→ EXTRACTED DATA:
* start *
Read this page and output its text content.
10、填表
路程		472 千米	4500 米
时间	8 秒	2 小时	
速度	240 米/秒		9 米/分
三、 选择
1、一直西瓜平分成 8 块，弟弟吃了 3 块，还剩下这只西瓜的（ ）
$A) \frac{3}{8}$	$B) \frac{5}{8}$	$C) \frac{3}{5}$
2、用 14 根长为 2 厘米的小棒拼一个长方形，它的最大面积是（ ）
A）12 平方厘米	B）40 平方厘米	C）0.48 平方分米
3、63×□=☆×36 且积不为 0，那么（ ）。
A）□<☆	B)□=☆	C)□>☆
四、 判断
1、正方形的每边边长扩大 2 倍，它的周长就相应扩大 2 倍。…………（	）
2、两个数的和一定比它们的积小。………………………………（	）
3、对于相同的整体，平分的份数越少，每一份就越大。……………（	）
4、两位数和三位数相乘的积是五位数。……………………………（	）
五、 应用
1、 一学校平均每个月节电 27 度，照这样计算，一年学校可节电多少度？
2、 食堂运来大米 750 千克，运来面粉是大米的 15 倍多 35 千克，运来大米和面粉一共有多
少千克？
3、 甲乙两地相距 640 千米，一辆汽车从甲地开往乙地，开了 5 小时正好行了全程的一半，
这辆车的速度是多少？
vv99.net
* end *
→ EXERCISE DESCRIPTION:
Repeat every entry word for word.

→ FINISHED TASK:
Read this page and output its text content.
10、填表
路程		472 千米	4500 米
时间	8 秒	2 小时	
速度	240 米/秒		9 米/分
三、 选择
1、一直西瓜平分成 8 块，弟弟吃了 3 块，还剩下这只西瓜的（ ）
$A) \frac{3}{8}$	$B) \frac{5}{8}$	$C) \frac{3}{5}$
2、用 14 根长为 2 厘米的小棒拼一个长方形，它的最大面积是（ ）
A）12 平方厘米	B）40 平方厘米	C）0.48 平方分米
3、63×□=☆×36 且积不为 0，那么（ ）。
A）□<☆	B)□=☆	C)□>☆
四、 判断
1、正方形的每边边长扩大 2 倍，它的周长就相应扩大 2 倍。…………（	）
2、两个数的和一定比它们的积小。………………………………（	）
3、对于相同的整体，平分的份数越少，每一份就越大。……………（	）
4、两位数和三位数相乘的积是五位数。……………………………（	）
五、 应用
1、 一学校平均每个月节电 27 度，照这样计算，一年学校可节电多少度？
2、 食堂运来大米 750 千克，运来面粉是大米的 15 倍多 35 千克，运来大米和面粉一共有多
少千克？
3、 甲乙两地相距 640 千米，一辆汽车从甲地开往乙地，开了 5 小时正好行了全程的一半，
这辆车的速度是多少？
vv99.net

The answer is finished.